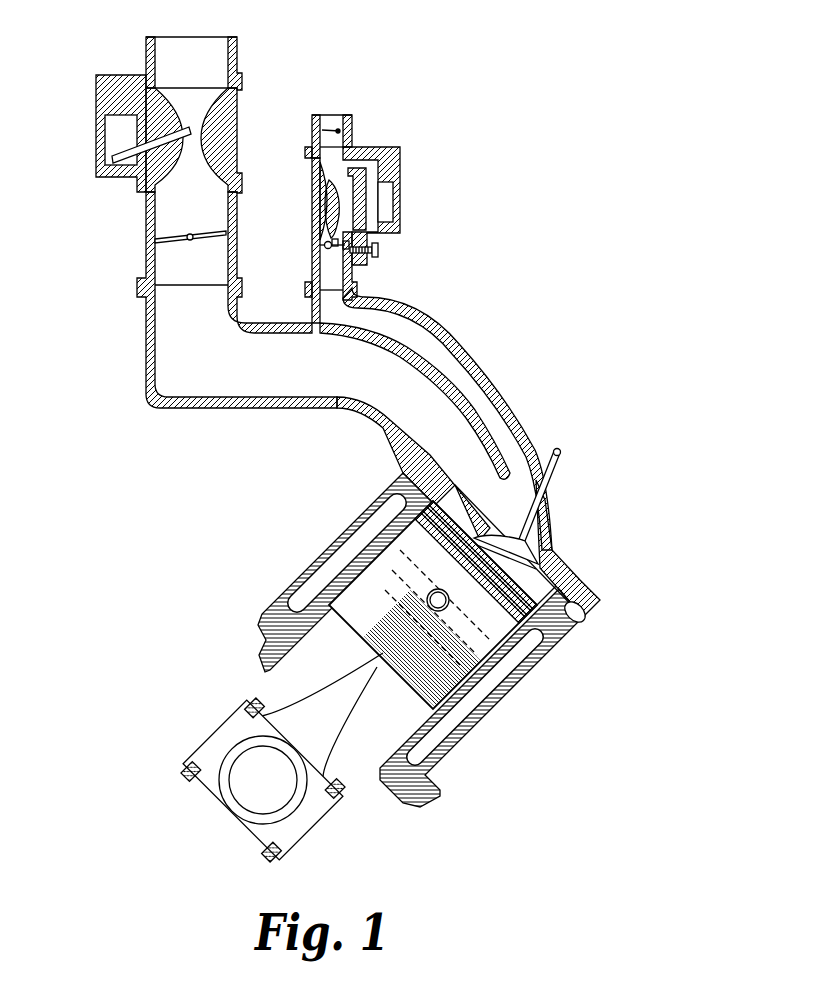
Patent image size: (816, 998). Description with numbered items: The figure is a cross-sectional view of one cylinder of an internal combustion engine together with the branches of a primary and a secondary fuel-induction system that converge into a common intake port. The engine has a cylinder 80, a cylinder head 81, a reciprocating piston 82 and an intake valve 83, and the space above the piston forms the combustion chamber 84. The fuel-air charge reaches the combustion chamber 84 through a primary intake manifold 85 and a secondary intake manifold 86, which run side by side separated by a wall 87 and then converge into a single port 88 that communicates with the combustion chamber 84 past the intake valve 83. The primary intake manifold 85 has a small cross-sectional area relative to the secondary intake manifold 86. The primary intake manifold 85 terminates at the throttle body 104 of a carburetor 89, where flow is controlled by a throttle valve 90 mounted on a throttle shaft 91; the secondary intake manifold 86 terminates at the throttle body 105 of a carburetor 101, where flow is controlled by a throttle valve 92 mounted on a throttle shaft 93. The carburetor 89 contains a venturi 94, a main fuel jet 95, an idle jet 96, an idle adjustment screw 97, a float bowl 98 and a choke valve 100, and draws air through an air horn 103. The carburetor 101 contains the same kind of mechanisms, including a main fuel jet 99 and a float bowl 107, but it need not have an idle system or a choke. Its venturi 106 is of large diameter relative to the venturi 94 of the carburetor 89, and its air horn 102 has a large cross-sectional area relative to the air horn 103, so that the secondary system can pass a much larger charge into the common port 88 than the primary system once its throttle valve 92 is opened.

The cylinder 80 is at (478, 738).
The cylinder head 81 is at (587, 611).
The reciprocating piston 82 is at (455, 680).
The intake valve 83 is at (527, 538).
The combustion chamber 84 is at (532, 583).
The primary intake manifold 85 is at (503, 425).
The secondary intake manifold 86 is at (424, 405).
The wall 87 is at (447, 364).
The single port 88 is at (508, 500).
The carburetor 89 is at (400, 168).
The throttle valve 90 is at (325, 245).
The throttle shaft 91 is at (333, 242).
The throttle valve 92 is at (183, 241).
The throttle shaft 93 is at (188, 234).
The venturi 94 is at (323, 204).
The main fuel jet 95 is at (322, 185).
The idle jet 96 is at (345, 246).
The idle adjustment screw 97 is at (378, 247).
The float bowl 98 is at (385, 200).
The main fuel jet 99 is at (120, 166).
The choke valve 100 is at (323, 130).
The carburetor 101 is at (96, 104).
The air horn 102 is at (240, 60).
The air horn 103 is at (352, 125).
The throttle body 104 is at (332, 268).
The throttle body 105 is at (148, 258).
The venturi 106 is at (210, 143).
The float bowl 107 is at (110, 134).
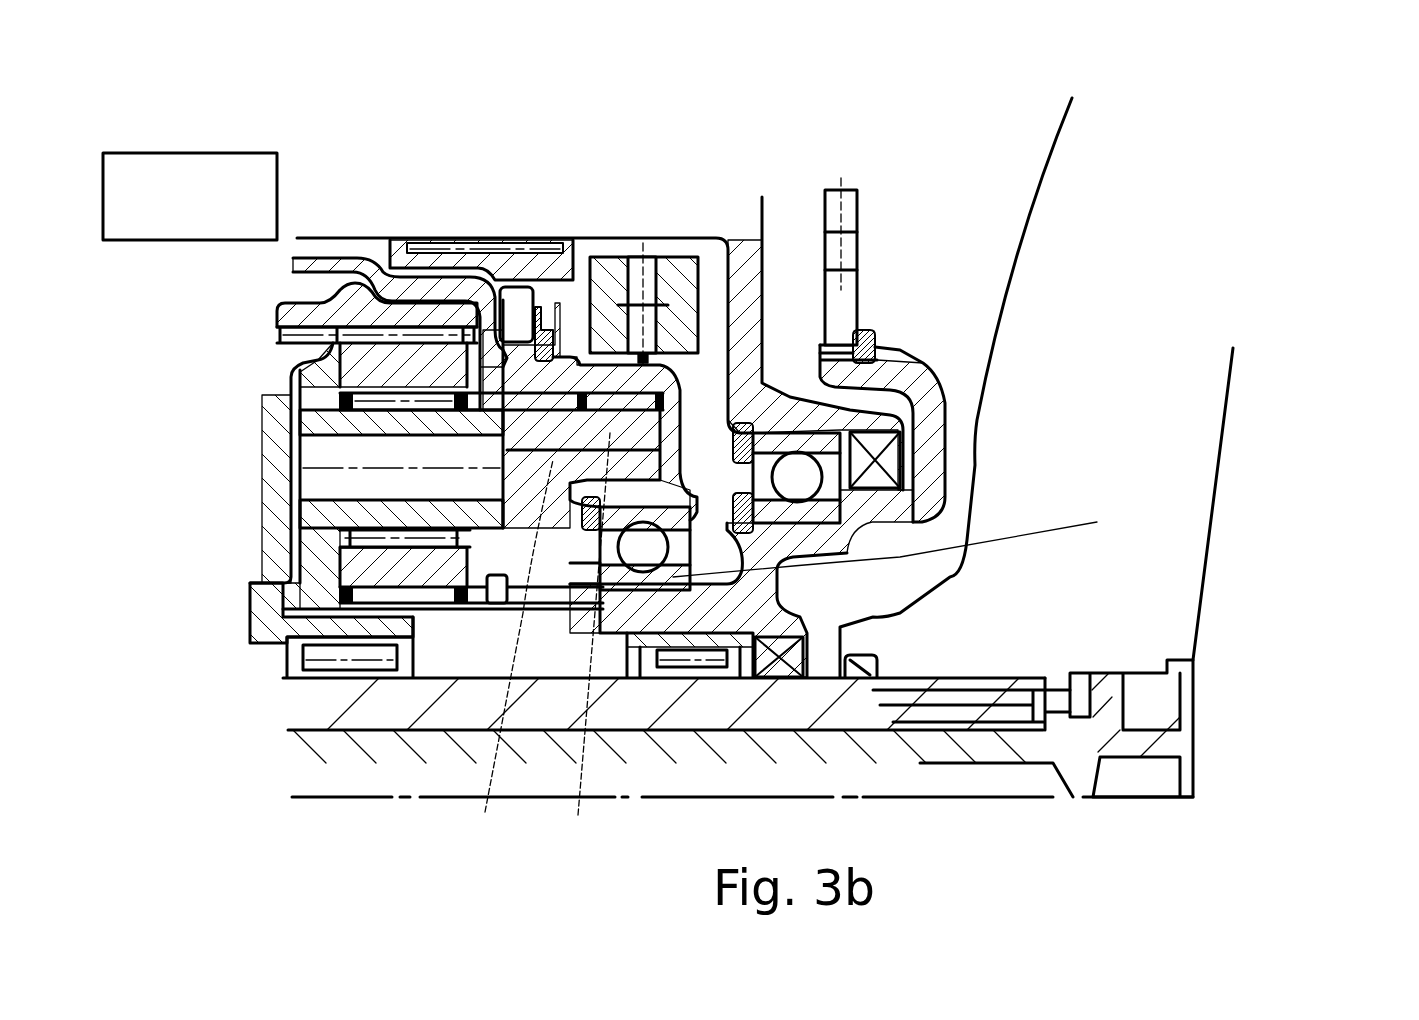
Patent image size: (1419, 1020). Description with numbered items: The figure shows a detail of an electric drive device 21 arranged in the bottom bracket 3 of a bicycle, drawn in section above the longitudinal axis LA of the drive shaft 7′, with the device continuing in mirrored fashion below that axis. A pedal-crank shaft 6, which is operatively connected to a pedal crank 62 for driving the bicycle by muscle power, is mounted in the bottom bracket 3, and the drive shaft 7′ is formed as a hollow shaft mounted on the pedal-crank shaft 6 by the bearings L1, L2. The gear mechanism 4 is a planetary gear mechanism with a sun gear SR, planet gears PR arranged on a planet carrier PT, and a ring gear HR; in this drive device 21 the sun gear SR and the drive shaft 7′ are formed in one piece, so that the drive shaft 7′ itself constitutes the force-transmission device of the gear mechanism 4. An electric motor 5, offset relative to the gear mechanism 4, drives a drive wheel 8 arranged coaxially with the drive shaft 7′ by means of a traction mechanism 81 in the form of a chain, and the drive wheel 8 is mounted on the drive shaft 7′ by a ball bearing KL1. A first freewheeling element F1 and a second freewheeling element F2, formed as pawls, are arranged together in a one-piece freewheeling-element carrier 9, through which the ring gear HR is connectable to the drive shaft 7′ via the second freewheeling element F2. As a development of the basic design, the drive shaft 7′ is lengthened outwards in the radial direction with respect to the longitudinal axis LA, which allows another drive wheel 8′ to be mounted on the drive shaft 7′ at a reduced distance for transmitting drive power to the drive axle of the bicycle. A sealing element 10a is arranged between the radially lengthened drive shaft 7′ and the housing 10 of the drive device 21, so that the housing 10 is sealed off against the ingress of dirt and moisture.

The bottom bracket 3 is at (1163, 160).
The gear mechanism 4 is at (176, 405).
The electric motor 5 is at (190, 196).
The pedal-crank shaft 6 is at (853, 717).
The drive shaft 7′ is at (940, 403).
The drive wheel 8 is at (635, 240).
The drive wheel 8′ is at (843, 188).
The traction mechanism 81 is at (690, 240).
The freewheeling-element carrier 9 is at (683, 410).
The housing 10 is at (762, 197).
The sealing element 10a is at (870, 440).
The electric drive device 21 is at (1268, 558).
The pedal crank 62 is at (1097, 248).
The ring gear HR is at (357, 312).
The planet carrier PT is at (317, 540).
The planet gear PR is at (395, 568).
The sun gear SR is at (373, 627).
The bearing L1 is at (295, 677).
The bearing L2 is at (720, 677).
The first freewheeling element F1 is at (584, 642).
The second freewheeling element F2 is at (509, 652).
The ball bearing KL1 is at (913, 541).
The longitudinal axis LA is at (1137, 800).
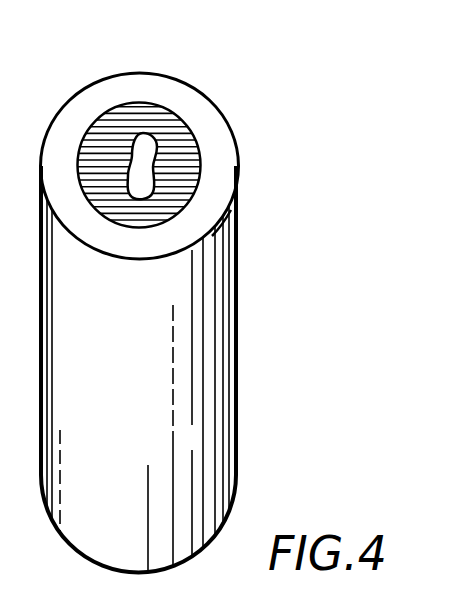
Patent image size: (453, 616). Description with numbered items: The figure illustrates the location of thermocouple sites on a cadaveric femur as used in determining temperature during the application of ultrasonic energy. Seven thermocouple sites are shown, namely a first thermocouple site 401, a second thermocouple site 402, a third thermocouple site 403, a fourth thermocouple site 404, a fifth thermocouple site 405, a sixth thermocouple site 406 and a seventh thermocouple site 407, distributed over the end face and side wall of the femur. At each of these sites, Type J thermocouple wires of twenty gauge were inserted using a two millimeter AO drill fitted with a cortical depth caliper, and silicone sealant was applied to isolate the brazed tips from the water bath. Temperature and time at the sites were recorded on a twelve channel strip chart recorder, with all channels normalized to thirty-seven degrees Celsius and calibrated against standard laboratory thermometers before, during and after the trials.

The thermocouple site 401 is at (240, 301).
The thermocouple site 402 is at (163, 125).
The thermocouple site 403 is at (283, 165).
The thermocouple site 404 is at (283, 165).
The thermocouple site 405 is at (203, 160).
The thermocouple site 406 is at (213, 193).
The thermocouple site 407 is at (233, 211).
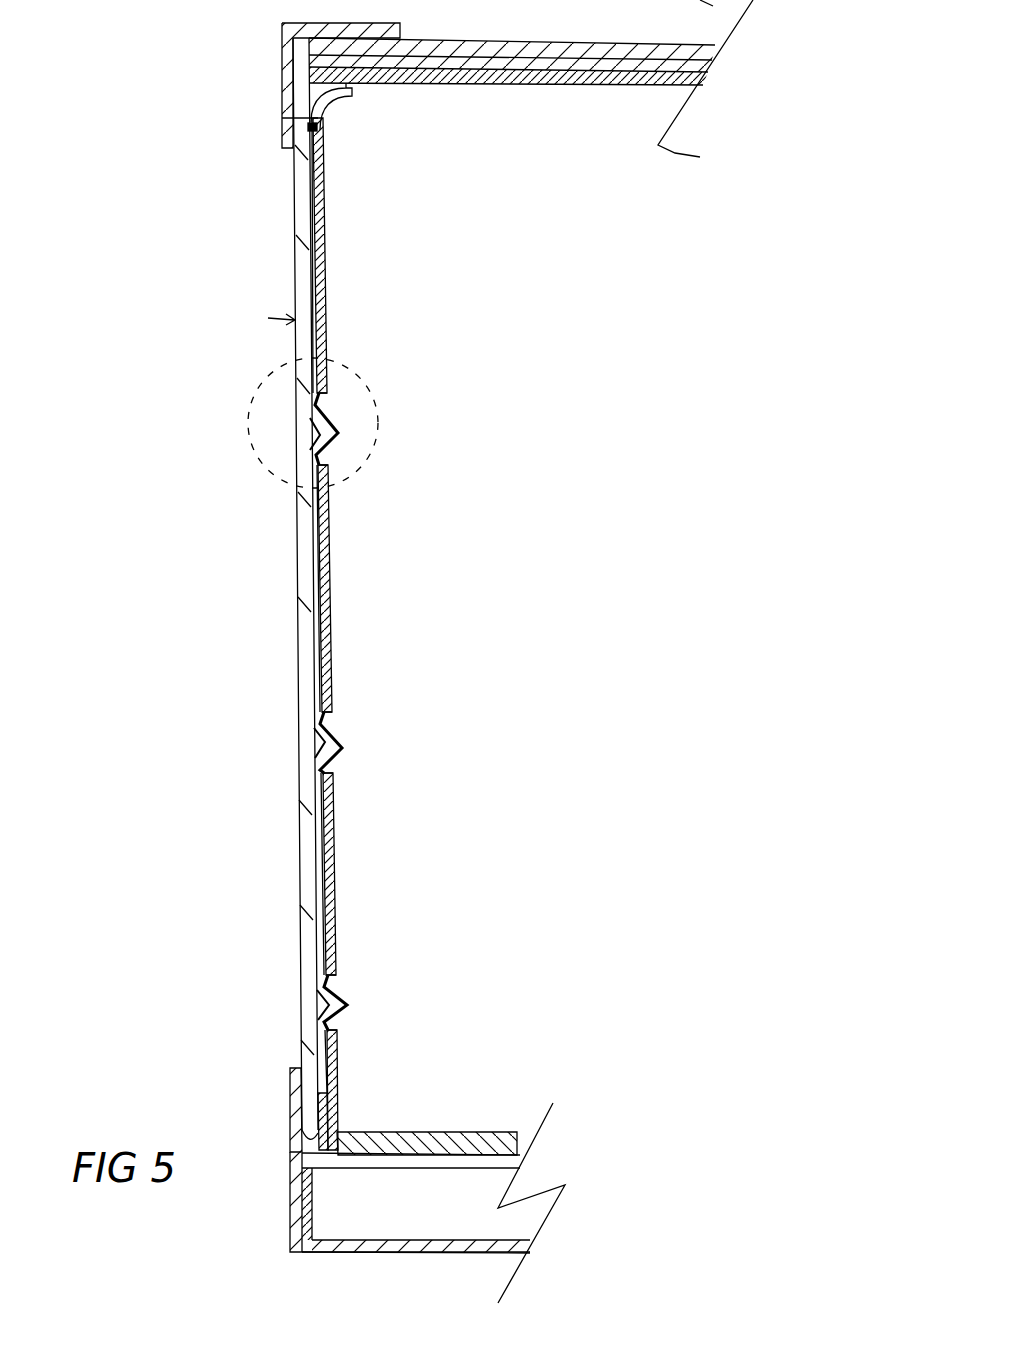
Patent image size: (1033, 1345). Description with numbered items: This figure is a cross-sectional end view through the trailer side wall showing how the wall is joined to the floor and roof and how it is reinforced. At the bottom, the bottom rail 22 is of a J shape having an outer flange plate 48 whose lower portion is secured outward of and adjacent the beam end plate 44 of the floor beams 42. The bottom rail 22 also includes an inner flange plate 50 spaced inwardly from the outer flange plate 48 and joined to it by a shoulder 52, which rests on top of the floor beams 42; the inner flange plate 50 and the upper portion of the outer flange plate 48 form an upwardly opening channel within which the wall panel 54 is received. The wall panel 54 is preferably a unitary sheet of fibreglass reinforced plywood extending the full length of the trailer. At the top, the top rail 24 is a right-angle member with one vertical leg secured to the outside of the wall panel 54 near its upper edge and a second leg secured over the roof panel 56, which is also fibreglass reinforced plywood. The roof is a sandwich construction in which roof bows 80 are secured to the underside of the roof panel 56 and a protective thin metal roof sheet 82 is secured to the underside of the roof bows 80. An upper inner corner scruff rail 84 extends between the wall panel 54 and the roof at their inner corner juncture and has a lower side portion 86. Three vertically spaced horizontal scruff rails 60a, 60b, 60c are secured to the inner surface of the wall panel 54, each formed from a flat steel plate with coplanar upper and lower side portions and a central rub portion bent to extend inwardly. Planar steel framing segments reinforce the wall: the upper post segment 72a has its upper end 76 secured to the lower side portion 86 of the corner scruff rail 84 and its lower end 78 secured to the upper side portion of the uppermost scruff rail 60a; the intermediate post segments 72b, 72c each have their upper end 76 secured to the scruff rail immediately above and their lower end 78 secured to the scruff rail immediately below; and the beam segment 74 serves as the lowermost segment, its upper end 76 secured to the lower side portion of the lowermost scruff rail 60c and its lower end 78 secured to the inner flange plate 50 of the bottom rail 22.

The bottom rail 22 is at (276, 1194).
The top rail 24 is at (270, 51).
The floor beams 42 is at (423, 1253).
The beam end plate 44 is at (313, 1210).
The outer flange plate 48 is at (290, 1113).
The inner flange plate 50 is at (345, 1114).
The shoulder 52 is at (310, 1143).
The wall panel 54 is at (297, 650).
The roof panel 56 is at (715, 54).
The uppermost scruff rail 60a is at (360, 420).
The intermediate scruff rail 60b is at (367, 742).
The lowermost scruff rail 60c is at (365, 1000).
The upper post segment 72a is at (341, 254).
The intermediate post segment 72b is at (346, 603).
The intermediate post segment 72c is at (349, 883).
The beam segment 74 is at (352, 1099).
The upper end 76 is at (329, 130).
The lower end 78 is at (327, 397).
The roof bows 80 is at (708, 70).
The roof sheet 82 is at (700, 88).
The upper inner corner scruff rail 84 is at (334, 92).
The lower side portion 86 is at (282, 120).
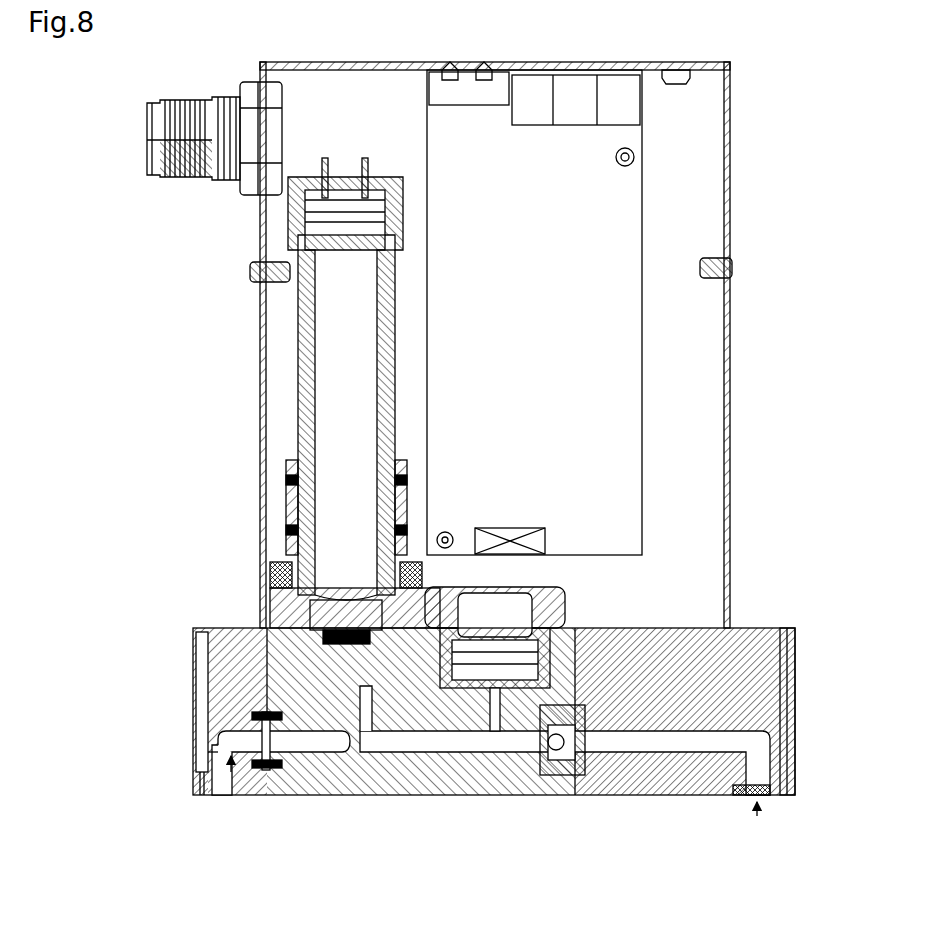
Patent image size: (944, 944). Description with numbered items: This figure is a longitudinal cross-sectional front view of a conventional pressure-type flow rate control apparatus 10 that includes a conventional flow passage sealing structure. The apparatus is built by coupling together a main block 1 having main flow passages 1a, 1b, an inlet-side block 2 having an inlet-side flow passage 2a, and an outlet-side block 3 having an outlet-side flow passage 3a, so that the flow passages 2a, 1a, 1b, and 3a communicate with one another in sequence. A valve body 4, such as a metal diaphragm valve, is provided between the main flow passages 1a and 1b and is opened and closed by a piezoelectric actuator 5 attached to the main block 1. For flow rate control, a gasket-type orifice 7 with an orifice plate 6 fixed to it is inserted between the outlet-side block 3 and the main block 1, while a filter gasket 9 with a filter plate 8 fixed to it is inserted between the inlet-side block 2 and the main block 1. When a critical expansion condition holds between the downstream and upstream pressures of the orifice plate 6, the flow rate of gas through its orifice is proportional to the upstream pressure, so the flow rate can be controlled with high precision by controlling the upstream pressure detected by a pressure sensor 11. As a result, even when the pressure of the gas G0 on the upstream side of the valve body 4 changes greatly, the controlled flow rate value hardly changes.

The pressure-type flow rate control apparatus 10 is at (188, 314).
The piezoelectric actuator 5 is at (292, 418).
The pressure sensor 11 is at (497, 618).
The inlet-side block 2 is at (240, 682).
The outlet-side block 3 is at (690, 680).
The filter gasket 9 is at (250, 748).
The gas G0 is at (226, 800).
The inlet-side flow passage 2a is at (236, 796).
The filter plate 8 is at (290, 796).
The main flow passage 1a is at (322, 796).
The valve body 4 is at (372, 796).
The main block 1 is at (412, 796).
The main flow passage 1b is at (455, 796).
The gasket-type orifice 7 is at (538, 765).
The orifice plate 6 is at (560, 796).
The outlet-side flow passage 3a is at (694, 796).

### The exercise
Lay out as a numbered list the lines of the records above, starting with the line containing "Patent image size: (453, 616)." and ending with the line containing "The thermocouple site 407 is at (233, 211).", both included. Leave out any blank lines.

### Output
1. Patent image size: (453, 616). Description with numbered items: The figure illustrates the location of thermocouple sites on a cadaveric femur as used in determining temperature during the application of ultrasonic energy. Seven thermocouple sites are shown, namely a first thermocouple site 401, a second thermocouple site 402, a third thermocouple site 403, a fourth thermocouple site 404, a fifth thermocouple site 405, a sixth thermocouple site 406 and a seventh thermocouple site 407, distributed over the end face and side wall of the femur. At each of these sites, Type J thermocouple wires of twenty gauge were inserted using a two millimeter AO drill fitted with a cortical depth caliper, and silicone sealant was applied to isolate the brazed tips from the water bath. Temperature and time at the sites were recorded on a twelve channel strip chart recorder, with all channels normalized to thirty-seven degrees Celsius and calibrated against standard laboratory thermometers before, during and after the trials.
2. The thermocouple site 401 is at (240, 301).
3. The thermocouple site 402 is at (163, 125).
4. The thermocouple site 403 is at (283, 165).
5. The thermocouple site 404 is at (283, 165).
6. The thermocouple site 405 is at (203, 160).
7. The thermocouple site 406 is at (213, 193).
8. The thermocouple site 407 is at (233, 211).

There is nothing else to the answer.